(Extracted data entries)
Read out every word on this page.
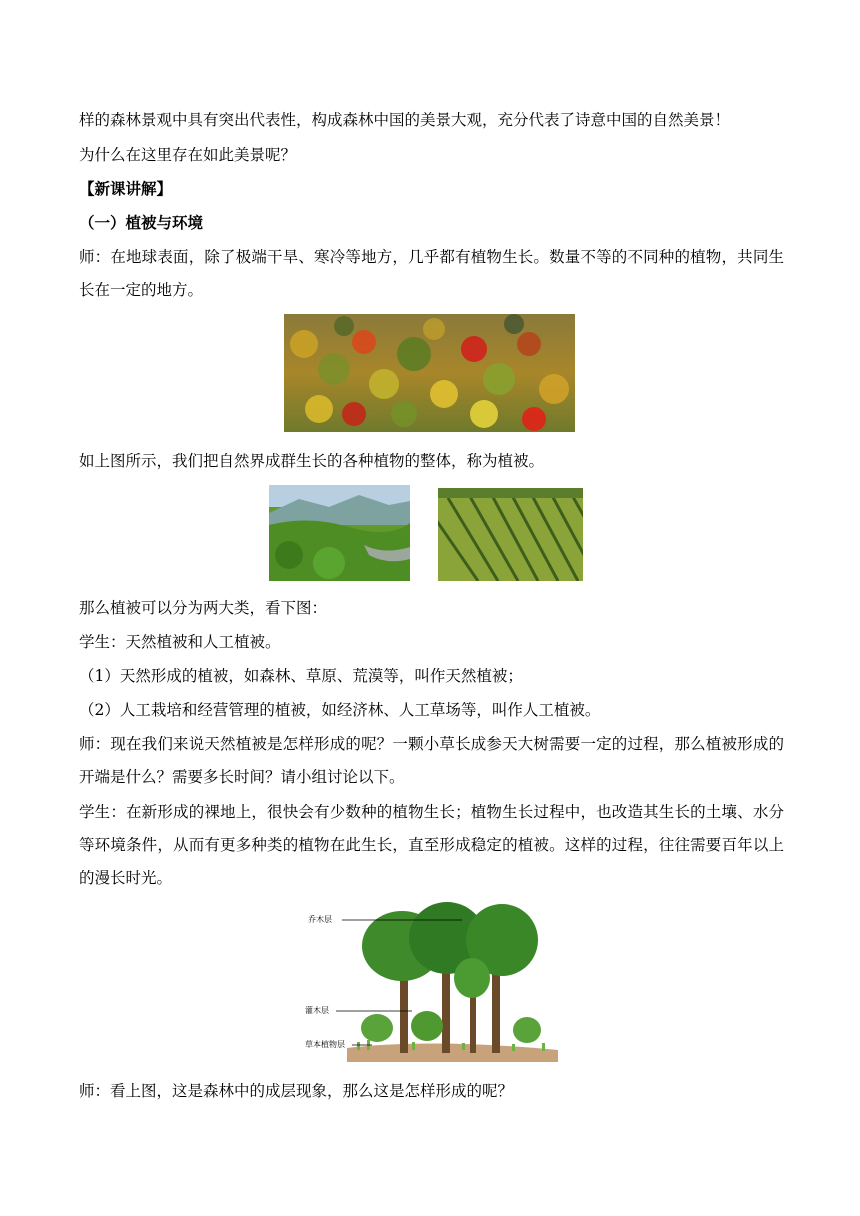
样的森林景观中具有突出代表性，构成森林中国的美景大观，充分代表了诗意中国的自然美景！
为什么在这里存在如此美景呢？
【新课讲解】
（一）植被与环境
师：在地球表面，除了极端干旱、寒冷等地方，几乎都有植物生长。数量不等的不同种的植物，共同生长在一定的地方。
如上图所示，我们把自然界成群生长的各种植物的整体，称为植被。
那么植被可以分为两大类，看下图：
学生：天然植被和人工植被。
（1）天然形成的植被，如森林、草原、荒漠等，叫作天然植被；
（2）人工栽培和经营管理的植被，如经济林、人工草场等，叫作人工植被。
师：现在我们来说天然植被是怎样形成的呢？一颗小草长成参天大树需要一定的过程，那么植被形成的开端是什么？需要多长时间？请小组讨论以下。
学生：在新形成的裸地上，很快会有少数种的植物生长；植物生长过程中，也改造其生长的土壤、水分等环境条件，从而有更多种类的植物在此生长，直至形成稳定的植被。这样的过程，往往需要百年以上的漫长时光。
乔木层
灌木层
草本植物层
师：看上图，这是森林中的成层现象，那么这是怎样形成的呢？
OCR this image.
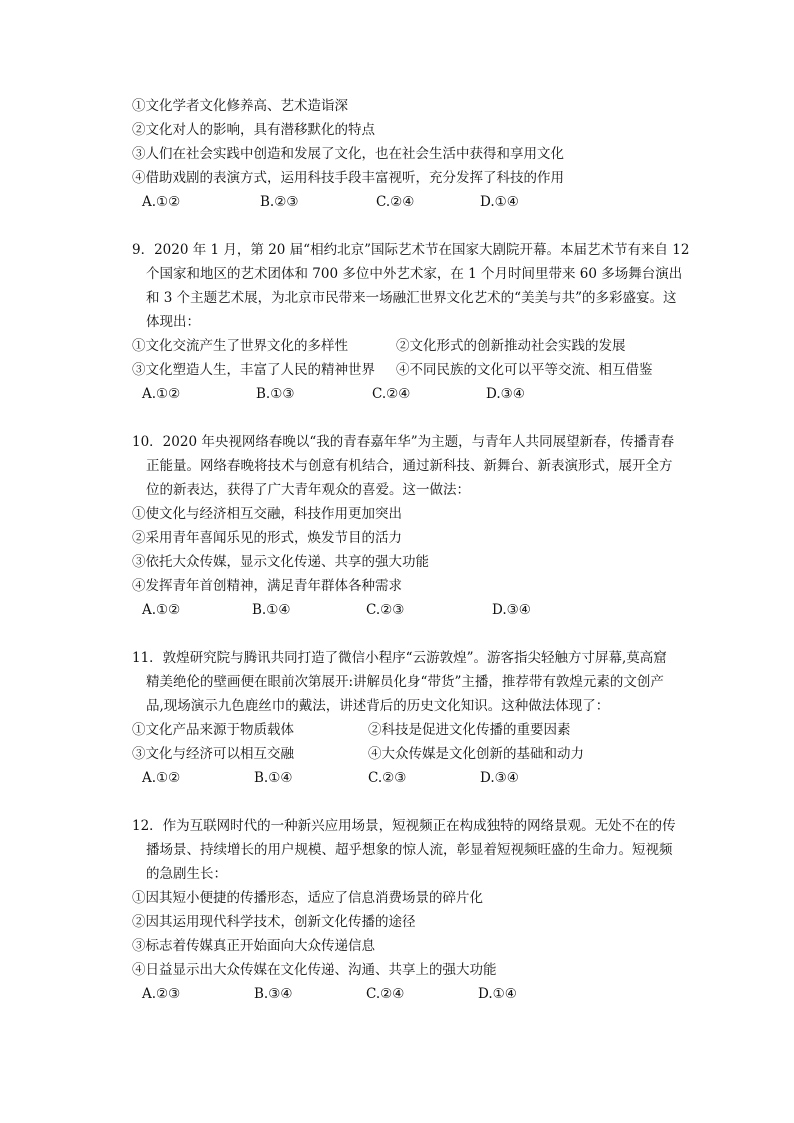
①文化学者文化修养高、艺术造诣深
②文化对人的影响，具有潜移默化的特点
③人们在社会实践中创造和发展了文化，也在社会生活中获得和享用文化
④借助戏剧的表演方式，运用科技手段丰富视听，充分发挥了科技的作用
A.①②	B.②③	C.②④	D.①④
9．2020 年 1 月，第 20 届“相约北京”国际艺术节在国家大剧院开幕。本届艺术节有来自 12
个国家和地区的艺术团体和 700 多位中外艺术家，在 1 个月时间里带来 60 多场舞台演出
和 3 个主题艺术展，为北京市民带来一场融汇世界文化艺术的“美美与共”的多彩盛宴。这
体现出：
①文化交流产生了世界文化的多样性	②文化形式的创新推动社会实践的发展
③文化塑造人生，丰富了人民的精神世界 ④不同民族的文化可以平等交流、相互借鉴
A.①②	B.①③	C.②④	D.③④
10．2020 年央视网络春晚以“我的青春嘉年华”为主题，与青年人共同展望新春，传播青春
正能量。网络春晚将技术与创意有机结合，通过新科技、新舞台、新表演形式，展开全方
位的新表达，获得了广大青年观众的喜爱。这一做法：
①使文化与经济相互交融，科技作用更加突出
②采用青年喜闻乐见的形式，焕发节目的活力
③依托大众传媒，显示文化传递、共享的强大功能
④发挥青年首创精神，满足青年群体各种需求
A.①②	B.①④	C.②③	D.③④
11．敦煌研究院与腾讯共同打造了微信小程序“云游敦煌”。游客指尖轻触方寸屏幕,莫高窟
精美绝伦的壁画便在眼前次第展开:讲解员化身“带货”主播，推荐带有敦煌元素的文创产
品,现场演示九色鹿丝巾的戴法，讲述背后的历史文化知识。这种做法体现了：
①文化产品来源于物质载体	②科技是促进文化传播的重要因素
③文化与经济可以相互交融	④大众传媒是文化创新的基础和动力
A.①②	B.①④	C.②③	D.③④
12．作为互联网时代的一种新兴应用场景，短视频正在构成独特的网络景观。无处不在的传
播场景、持续增长的用户规模、超乎想象的惊人流，彰显着短视频旺盛的生命力。短视频
的急剧生长：
①因其短小便捷的传播形态，适应了信息消费场景的碎片化
②因其运用现代科学技术，创新文化传播的途径
③标志着传媒真正开始面向大众传递信息
④日益显示出大众传媒在文化传递、沟通、共享上的强大功能
A.②③	B.③④	C.②④	D.①④
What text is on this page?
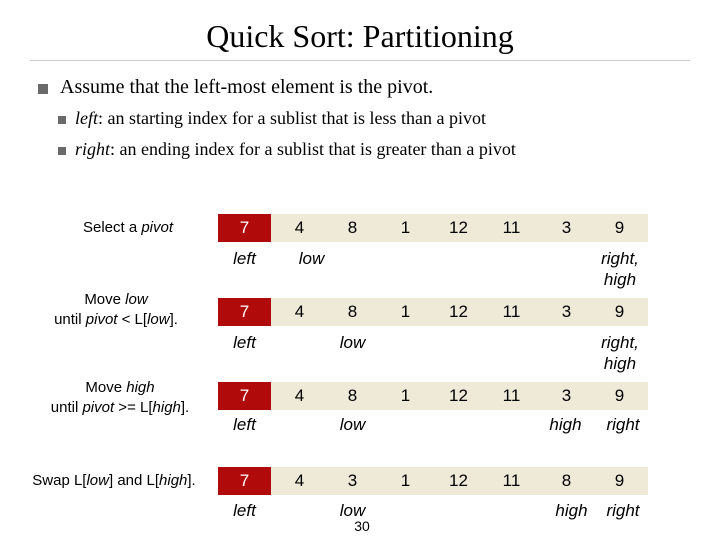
Quick Sort: Partitioning
Assume that the left-most element is the pivot.
left: an starting index for a sublist that is less than a pivot
right: an ending index for a sublist that is greater than a pivot
Select a pivot
Move low
until pivot < L[low].
Move high
until pivot >= L[high].
Swap L[low] and L[high].
7	4	8	1	12	11	3	9
7	4	8	1	12	11	3	9
7	4	8	1	12	11	3	9
7	4	3	1	12	11	8	9
left	low	right,
high
left	low	right,
high
left	low	high	right
left	low	high	right
30
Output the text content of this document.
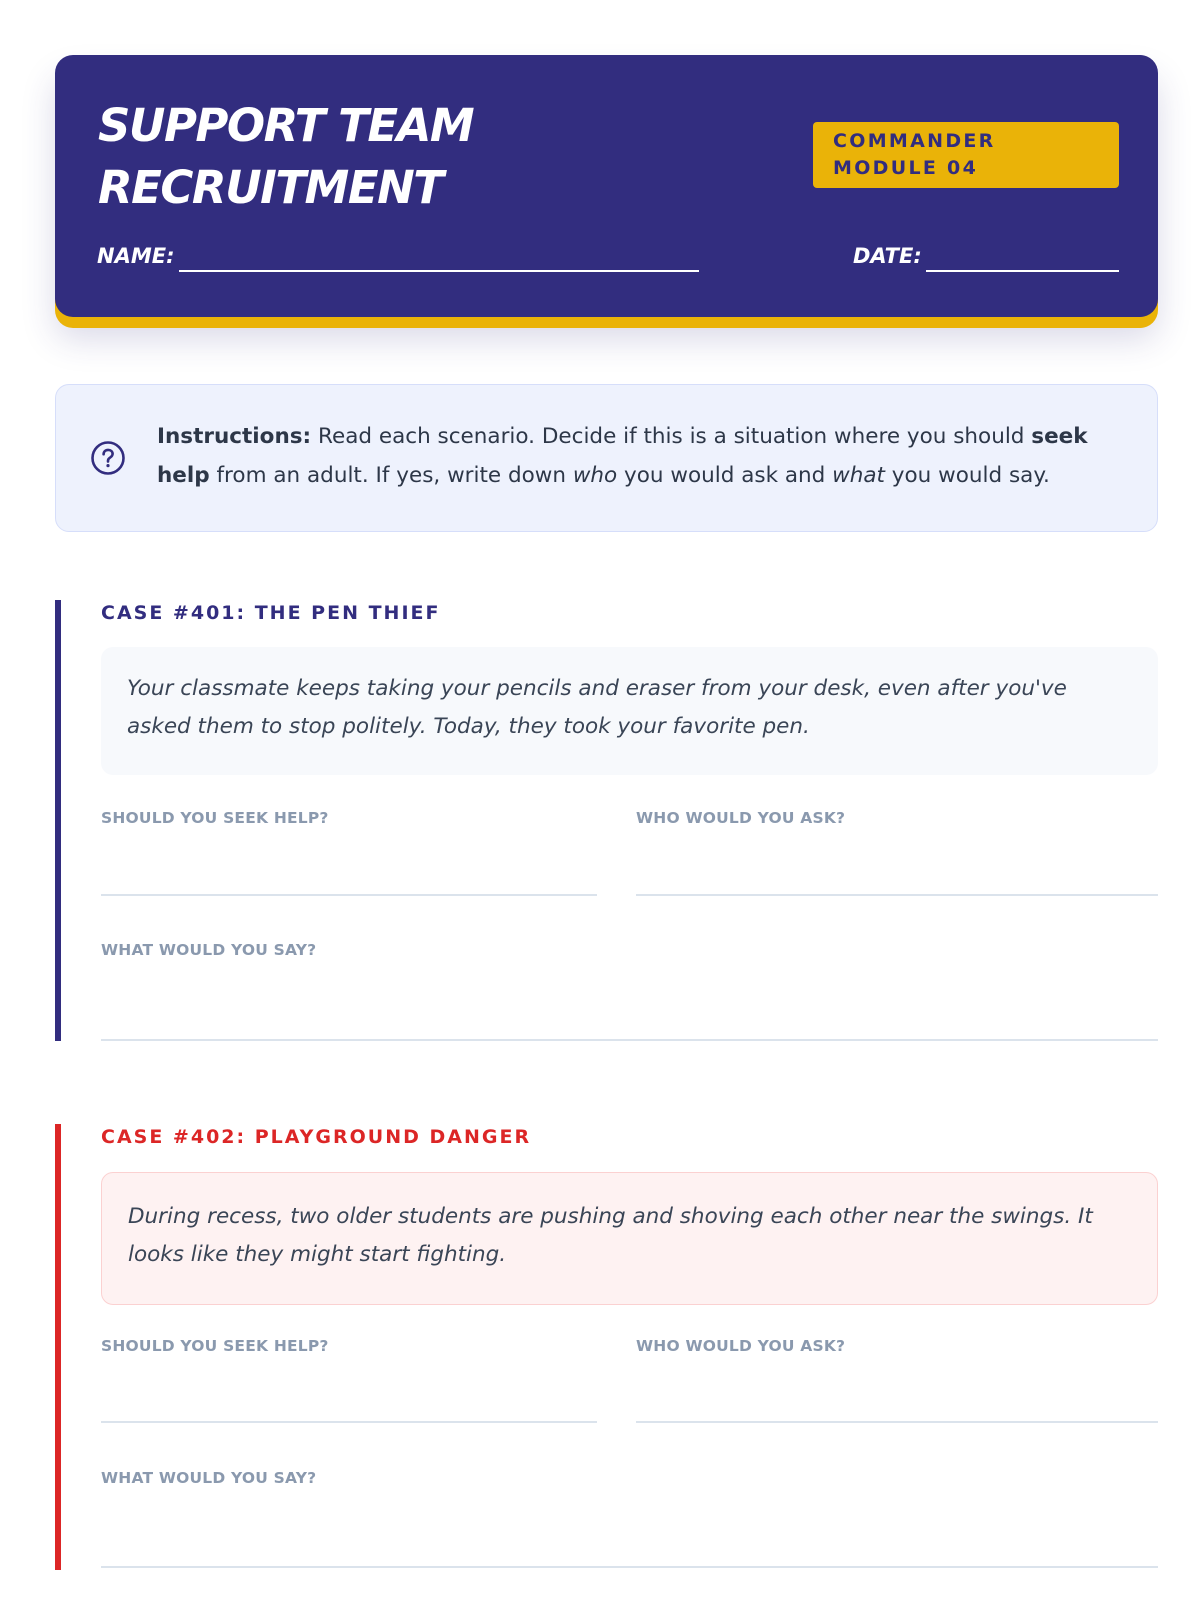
SUPPORT TEAM
RECRUITMENT
COMMANDER MODULE 04
NAME:	DATE:

Instructions: Read each scenario. Decide if this is a situation where you should seek help from an adult. If yes, write down who you would ask and what you would say.

CASE #401: THE PEN THIEF

Your classmate keeps taking your pencils and eraser from your desk, even after you've asked them to stop politely. Today, they took your favorite pen.

SHOULD YOU SEEK HELP?	WHO WOULD YOU ASK?
WHAT WOULD YOU SAY?
CASE #402: PLAYGROUND DANGER

During recess, two older students are pushing and shoving each other near the swings. It looks like they might start fighting.

SHOULD YOU SEEK HELP?	WHO WOULD YOU ASK?
WHAT WOULD YOU SAY?
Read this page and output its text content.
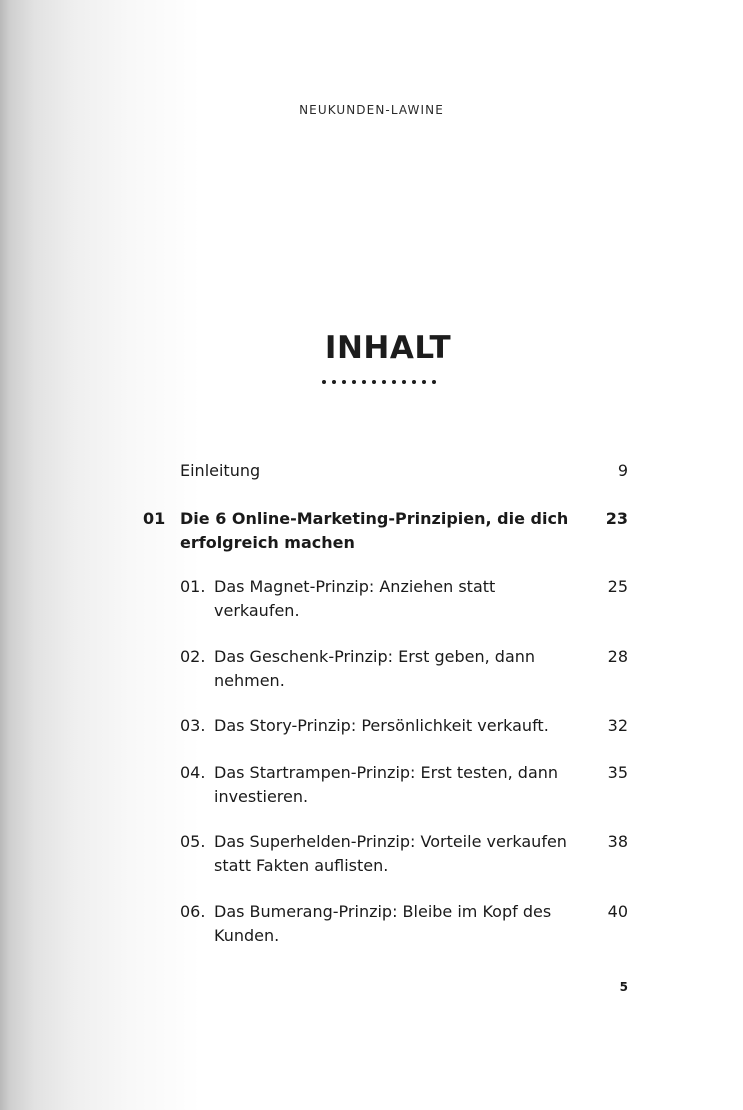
NEUKUNDEN-LAWINE
INHALT
Einleitung	9
01 Die 6 Online-Marketing-Prinzipien, die dich erfolgreich machen
23
01. Das Magnet-Prinzip: Anziehen statt verkaufen.
25
02. Das Geschenk-Prinzip: Erst geben, dann nehmen.
28
03. Das Story-Prinzip: Persönlichkeit verkauft.	32
04. Das Startrampen-Prinzip: Erst testen, dann investieren.
35
05. Das Superhelden-Prinzip: Vorteile verkaufen statt Fakten auflisten.
38
06. Das Bumerang-Prinzip: Bleibe im Kopf des Kunden.
40
5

» Problem details: Print the full listing exactly, dropping the pictures.

» Written solution:
Read out every word on this page.
样的森林景观中具有突出代表性，构成森林中国的美景大观，充分代表了诗意中国的自然美景！
为什么在这里存在如此美景呢？
【新课讲解】
（一）植被与环境
师：在地球表面，除了极端干旱、寒冷等地方，几乎都有植物生长。数量不等的不同种的植物，共同生长在一定的地方。
如上图所示，我们把自然界成群生长的各种植物的整体，称为植被。
那么植被可以分为两大类，看下图：
学生：天然植被和人工植被。
（1）天然形成的植被，如森林、草原、荒漠等，叫作天然植被；
（2）人工栽培和经营管理的植被，如经济林、人工草场等，叫作人工植被。
师：现在我们来说天然植被是怎样形成的呢？一颗小草长成参天大树需要一定的过程，那么植被形成的开端是什么？需要多长时间？请小组讨论以下。
学生：在新形成的裸地上，很快会有少数种的植物生长；植物生长过程中，也改造其生长的土壤、水分等环境条件，从而有更多种类的植物在此生长，直至形成稳定的植被。这样的过程，往往需要百年以上的漫长时光。
乔木层
灌木层
草本植物层
师：看上图，这是森林中的成层现象，那么这是怎样形成的呢？
OCR this image.
①文化学者文化修养高、艺术造诣深
②文化对人的影响，具有潜移默化的特点
③人们在社会实践中创造和发展了文化，也在社会生活中获得和享用文化
④借助戏剧的表演方式，运用科技手段丰富视听，充分发挥了科技的作用
A.①②	B.②③	C.②④	D.①④
9．2020 年 1 月，第 20 届“相约北京”国际艺术节在国家大剧院开幕。本届艺术节有来自 12
个国家和地区的艺术团体和 700 多位中外艺术家，在 1 个月时间里带来 60 多场舞台演出
和 3 个主题艺术展，为北京市民带来一场融汇世界文化艺术的“美美与共”的多彩盛宴。这
体现出：
①文化交流产生了世界文化的多样性	②文化形式的创新推动社会实践的发展
③文化塑造人生，丰富了人民的精神世界 ④不同民族的文化可以平等交流、相互借鉴
A.①②	B.①③	C.②④	D.③④
10．2020 年央视网络春晚以“我的青春嘉年华”为主题，与青年人共同展望新春，传播青春
正能量。网络春晚将技术与创意有机结合，通过新科技、新舞台、新表演形式，展开全方
位的新表达，获得了广大青年观众的喜爱。这一做法：
①使文化与经济相互交融，科技作用更加突出
②采用青年喜闻乐见的形式，焕发节目的活力
③依托大众传媒，显示文化传递、共享的强大功能
④发挥青年首创精神，满足青年群体各种需求
A.①②	B.①④	C.②③	D.③④
11．敦煌研究院与腾讯共同打造了微信小程序“云游敦煌”。游客指尖轻触方寸屏幕,莫高窟
精美绝伦的壁画便在眼前次第展开:讲解员化身“带货”主播，推荐带有敦煌元素的文创产
品,现场演示九色鹿丝巾的戴法，讲述背后的历史文化知识。这种做法体现了：
①文化产品来源于物质载体	②科技是促进文化传播的重要因素
③文化与经济可以相互交融	④大众传媒是文化创新的基础和动力
A.①②	B.①④	C.②③	D.③④
12．作为互联网时代的一种新兴应用场景，短视频正在构成独特的网络景观。无处不在的传
播场景、持续增长的用户规模、超乎想象的惊人流，彰显着短视频旺盛的生命力。短视频
的急剧生长：
①因其短小便捷的传播形态，适应了信息消费场景的碎片化
②因其运用现代科学技术，创新文化传播的途径
③标志着传媒真正开始面向大众传递信息
④日益显示出大众传媒在文化传递、沟通、共享上的强大功能
A.②③	B.③④	C.②④	D.①④
What text is on this page?
Quick Sort: Partitioning
Assume that the left-most element is the pivot.
left: an starting index for a sublist that is less than a pivot
right: an ending index for a sublist that is greater than a pivot
Select a pivot
Move low
until pivot < L[low].
Move high
until pivot >= L[high].
Swap L[low] and L[high].
7	4	8	1	12	11	3	9
7	4	8	1	12	11	3	9
7	4	8	1	12	11	3	9
7	4	3	1	12	11	8	9
left	low	right,
high
left	low	right,
high
left	low	high	right
left	low	high	right
30
Output the text content of this document.
SUPPORT TEAM
RECRUITMENT
COMMANDER MODULE 04
NAME:	DATE:

Instructions: Read each scenario. Decide if this is a situation where you should seek help from an adult. If yes, write down who you would ask and what you would say.

CASE #401: THE PEN THIEF

Your classmate keeps taking your pencils and eraser from your desk, even after you've asked them to stop politely. Today, they took your favorite pen.

SHOULD YOU SEEK HELP?	WHO WOULD YOU ASK?
WHAT WOULD YOU SAY?
CASE #402: PLAYGROUND DANGER

During recess, two older students are pushing and shoving each other near the swings. It looks like they might start fighting.

SHOULD YOU SEEK HELP?	WHO WOULD YOU ASK?
WHAT WOULD YOU SAY?
Read this page and output its text content.
NEUKUNDEN-LAWINE
INHALT
Einleitung	9
01 Die 6 Online-Marketing-Prinzipien, die dich erfolgreich machen
23
01. Das Magnet-Prinzip: Anziehen statt verkaufen.
25
02. Das Geschenk-Prinzip: Erst geben, dann nehmen.
28
03. Das Story-Prinzip: Persönlichkeit verkauft.	32
04. Das Startrampen-Prinzip: Erst testen, dann investieren.
35
05. Das Superhelden-Prinzip: Vorteile verkaufen statt Fakten auflisten.
38
06. Das Bumerang-Prinzip: Bleibe im Kopf des Kunden.
40
5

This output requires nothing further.